WORK REQUIRED: Which lines hold the word "screenshot"? Show each of them.

* BEGIN LISTED ENTRIES *

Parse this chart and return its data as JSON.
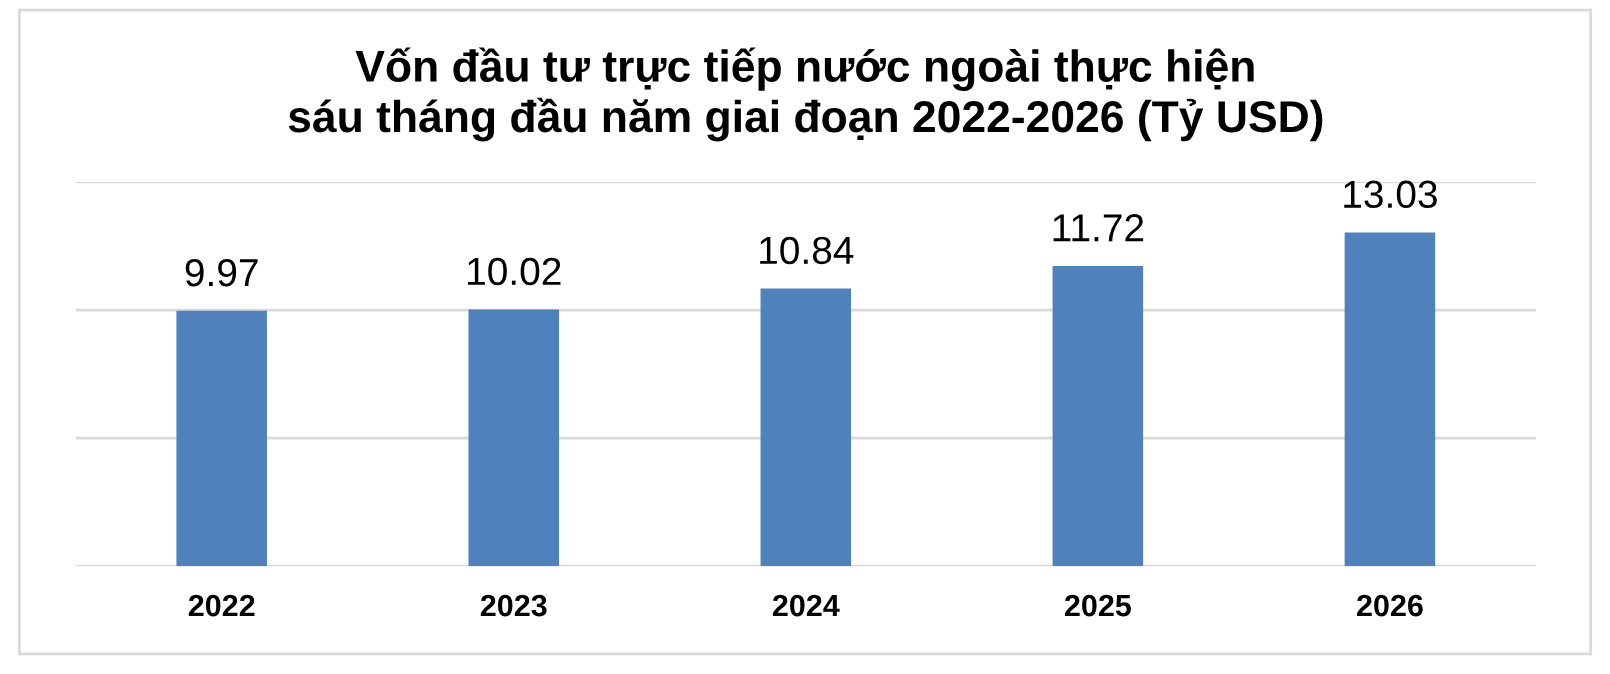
{
  "chart_data": {
    "type": "bar",
    "title": "Vốn đầu tư trực tiếp nước ngoài thực hiện\nsáu tháng đầu năm giai đoạn 2022-2026 (Tỷ USD)",
    "categories": [
      "2022",
      "2023",
      "2024",
      "2025",
      "2026"
    ],
    "values": [
      9.97,
      10.02,
      10.84,
      11.72,
      13.03
    ],
    "color": "#4f81bd",
    "ylim": [
      0,
      15
    ],
    "yticks": [
      {
        "value": 0,
        "label": null
      },
      {
        "value": 5,
        "label": null
      },
      {
        "value": 10,
        "label": null
      },
      {
        "value": 15,
        "label": null
      }
    ],
    "grid": "y",
    "data_labels": true,
    "tick_labels": "x"
  }
}
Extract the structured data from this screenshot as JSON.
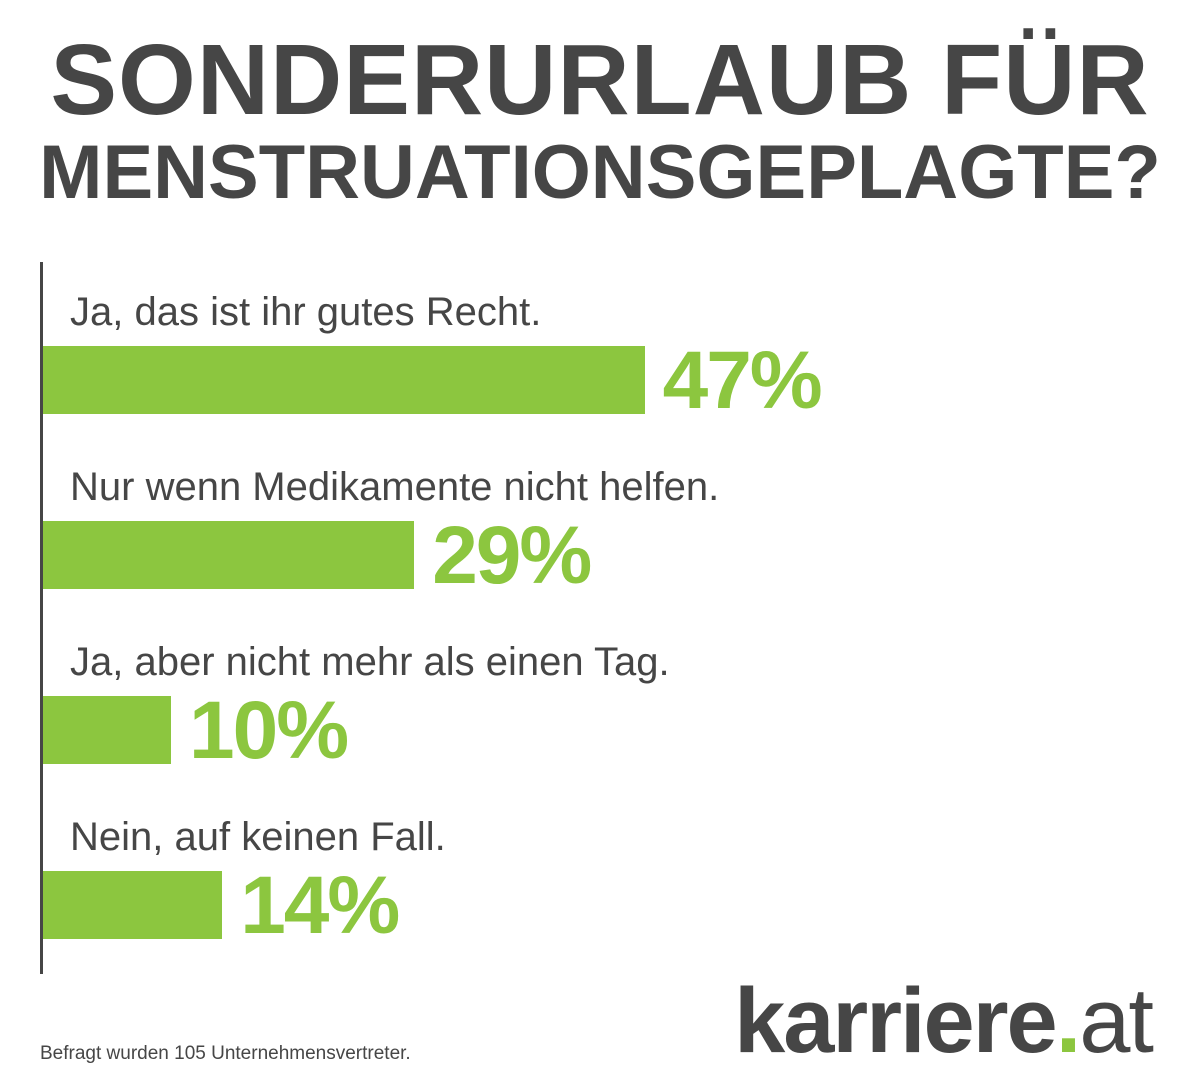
{
  "title": {
    "line1": "SONDERURLAUB FÜR",
    "line2": "MENSTRUATIONSGEPLAGTE?"
  },
  "chart_data": {
    "type": "bar",
    "orientation": "horizontal",
    "title": "SONDERURLAUB FÜR MENSTRUATIONSGEPLAGTE?",
    "categories": [
      "Ja, das ist ihr gutes Recht.",
      "Nur wenn Medikamente nicht helfen.",
      "Ja, aber nicht mehr als einen Tag.",
      "Nein, auf keinen Fall."
    ],
    "values": [
      47,
      29,
      10,
      14
    ],
    "value_labels": [
      "47%",
      "29%",
      "10%",
      "14%"
    ],
    "unit": "%",
    "xlim": [
      0,
      100
    ],
    "xlabel": "",
    "ylabel": "",
    "grid": false,
    "bar_color": "#8cc63f"
  },
  "footnote": "Befragt wurden 105 Unternehmensvertreter.",
  "logo": {
    "name": "karriere",
    "dot": ".",
    "tld": "at"
  },
  "colors": {
    "accent": "#8cc63f",
    "text": "#464646"
  }
}
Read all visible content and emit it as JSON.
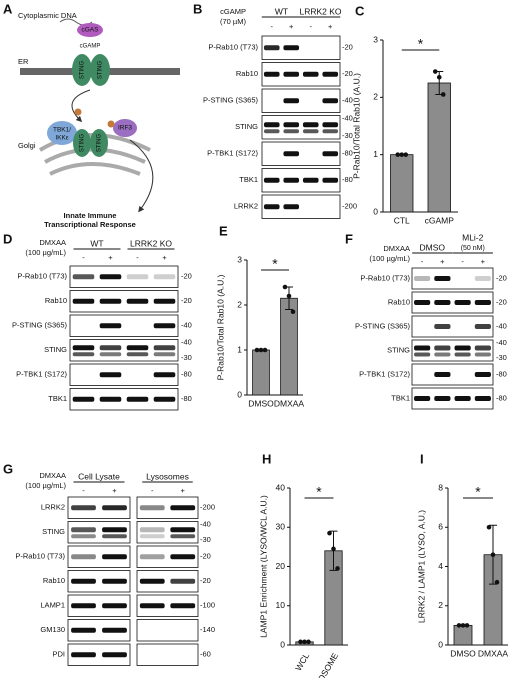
{
  "panels": {
    "A": {
      "letter": "A",
      "labels": [
        "Cytoplasmic DNA",
        "cGAS",
        "cGAMP",
        "ER",
        "STING",
        "STING",
        "TBK1/",
        "IKKε",
        "STING",
        "STING",
        "IRF3",
        "Golgi",
        "Innate Immune",
        "Transcriptional Response"
      ]
    },
    "B": {
      "letter": "B",
      "treatment": [
        "cGAMP",
        "(70 µM)"
      ],
      "groups": [
        [
          "WT"
        ],
        [
          "LRRK2 KO"
        ]
      ],
      "signs": [
        "-",
        "+",
        "-",
        "+"
      ],
      "rows": [
        {
          "label": "P-Rab10 (T73)",
          "mw": [
            "-20"
          ]
        },
        {
          "label": "Rab10",
          "mw": [
            "-20"
          ]
        },
        {
          "label": "P-STING (S365)",
          "mw": [
            "-40"
          ]
        },
        {
          "label": "STING",
          "mw": [
            "-40",
            "-30"
          ]
        },
        {
          "label": "P-TBK1 (S172)",
          "mw": [
            "-80"
          ]
        },
        {
          "label": "TBK1",
          "mw": [
            "-80"
          ]
        },
        {
          "label": "LRRK2",
          "mw": [
            "-200"
          ]
        }
      ]
    },
    "D": {
      "letter": "D",
      "treatment": [
        "DMXAA",
        "(100 µg/mL)"
      ],
      "groups": [
        [
          "WT"
        ],
        [
          "LRRK2 KO"
        ]
      ],
      "signs": [
        "-",
        "+",
        "-",
        "+"
      ],
      "rows": [
        {
          "label": "P-Rab10 (T73)",
          "mw": [
            "-20"
          ]
        },
        {
          "label": "Rab10",
          "mw": [
            "-20"
          ]
        },
        {
          "label": "P-STING (S365)",
          "mw": [
            "-40"
          ]
        },
        {
          "label": "STING",
          "mw": [
            "-40",
            "-30"
          ]
        },
        {
          "label": "P-TBK1 (S172)",
          "mw": [
            "-80"
          ]
        },
        {
          "label": "TBK1",
          "mw": [
            "-80"
          ]
        }
      ]
    },
    "F": {
      "letter": "F",
      "treatment": [
        "DMXAA",
        "(100 µg/mL)"
      ],
      "groups": [
        [
          "DMSO"
        ],
        [
          "MLi-2",
          "(50 nM)"
        ]
      ],
      "signs": [
        "-",
        "+",
        "-",
        "+"
      ],
      "rows": [
        {
          "label": "P-Rab10 (T73)",
          "mw": [
            "-20"
          ]
        },
        {
          "label": "Rab10",
          "mw": [
            "-20"
          ]
        },
        {
          "label": "P-STING (S365)",
          "mw": [
            "-40"
          ]
        },
        {
          "label": "STING",
          "mw": [
            "-40",
            "-30"
          ]
        },
        {
          "label": "P-TBK1 (S172)",
          "mw": [
            "-80"
          ]
        },
        {
          "label": "TBK1",
          "mw": [
            "-80"
          ]
        }
      ]
    },
    "G": {
      "letter": "G",
      "treatment": [
        "DMXAA",
        "(100 µg/mL)"
      ],
      "groups": [
        [
          "Cell Lysate"
        ],
        [
          "Lysosomes"
        ]
      ],
      "signs": [
        "-",
        "+",
        "-",
        "+"
      ],
      "rows": [
        {
          "label": "LRRK2",
          "mw": [
            "-200"
          ]
        },
        {
          "label": "STING",
          "mw": [
            "-40",
            "-30"
          ]
        },
        {
          "label": "P-Rab10 (T73)",
          "mw": [
            "-20"
          ]
        },
        {
          "label": "Rab10",
          "mw": [
            "-20"
          ]
        },
        {
          "label": "LAMP1",
          "mw": [
            "-100"
          ]
        },
        {
          "label": "GM130",
          "mw": [
            "-140"
          ]
        },
        {
          "label": "PDI",
          "mw": [
            "-60"
          ]
        }
      ]
    }
  },
  "chart_data": [
    {
      "type": "bar",
      "letter": "C",
      "y_label": "P-Rab10/Total Rab10 (A.U.)",
      "categories": [
        "CTL",
        "cGAMP"
      ],
      "values": [
        1,
        2.25
      ],
      "errors": [
        0,
        0.2
      ],
      "points": [
        [
          1,
          1,
          1
        ],
        [
          2.45,
          2.35,
          2.05
        ]
      ],
      "color": "#8c8c8c",
      "ylim": [
        0,
        3
      ],
      "yticks": [
        0,
        1,
        2,
        3
      ],
      "significance": "*"
    },
    {
      "type": "bar",
      "letter": "E",
      "y_label": "P-Rab10/Total Rab10 (A.U.)",
      "categories": [
        "DMSO",
        "DMXAA"
      ],
      "values": [
        1,
        2.15
      ],
      "errors": [
        0,
        0.25
      ],
      "points": [
        [
          1,
          1,
          1
        ],
        [
          2.4,
          2.2,
          1.85
        ]
      ],
      "color": "#8c8c8c",
      "ylim": [
        0,
        3
      ],
      "yticks": [
        0,
        1,
        2,
        3
      ],
      "significance": "*"
    },
    {
      "type": "bar",
      "letter": "H",
      "y_label": "LAMP1 Enrichment (LYSO/WCL A.U.)",
      "categories": [
        "WCL",
        "LYSOSOME"
      ],
      "values": [
        0.8,
        24
      ],
      "errors": [
        0.2,
        5
      ],
      "points": [
        [
          0.8,
          0.8,
          0.8
        ],
        [
          28.5,
          24.5,
          19.5
        ]
      ],
      "color": "#8c8c8c",
      "ylim": [
        0,
        40
      ],
      "yticks": [
        0,
        10,
        20,
        30,
        40
      ],
      "significance": "*",
      "rotate_categories": true
    },
    {
      "type": "bar",
      "letter": "I",
      "y_label": "LRRK2 / LAMP1 (LYSO, A.U.)",
      "categories": [
        "DMSO",
        "DMXAA"
      ],
      "values": [
        1,
        4.6
      ],
      "errors": [
        0,
        1.5
      ],
      "points": [
        [
          1,
          1,
          1
        ],
        [
          6,
          4.6,
          3.2
        ]
      ],
      "color": "#8c8c8c",
      "ylim": [
        0,
        8
      ],
      "yticks": [
        0,
        2,
        4,
        6,
        8
      ],
      "significance": "*"
    }
  ]
}
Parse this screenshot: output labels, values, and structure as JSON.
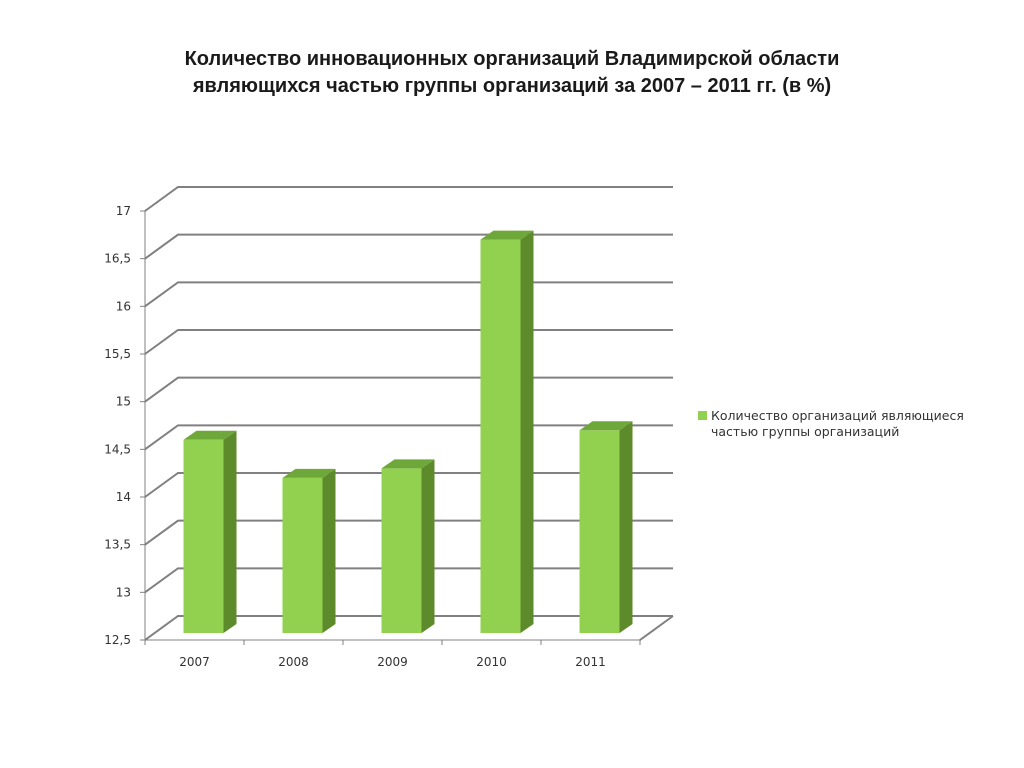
{
  "chart_data": {
    "type": "bar",
    "title_lines": [
      "Количество инновационных организаций Владимирской области",
      "являющихся частью группы организаций за 2007 – 2011 гг. (в %)"
    ],
    "categories": [
      "2007",
      "2008",
      "2009",
      "2010",
      "2011"
    ],
    "series": [
      {
        "name": "Количество организаций являющиеся частью группы организаций",
        "name_lines": [
          "Количество организаций являющиеся",
          "частью группы организаций"
        ],
        "values": [
          14.6,
          14.2,
          14.3,
          16.7,
          14.7
        ]
      }
    ],
    "yticks": [
      "12,5",
      "13",
      "13,5",
      "14",
      "14,5",
      "15",
      "15,5",
      "16",
      "16,5",
      "17"
    ],
    "ylim": [
      12.5,
      17
    ],
    "grid": true,
    "legend_position": "right",
    "style_3d": true,
    "colors": {
      "bar_front": "#92d050",
      "bar_side": "#5d8a2a",
      "bar_top": "#6fa83a",
      "grid": "#808080"
    }
  }
}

* END LISTED ENTRIES *

ANSWER TO THIS TASK:
Extract the structured data from this screenshot as JSON.
Parse this screenshot: output labels, values, and structure as JSON.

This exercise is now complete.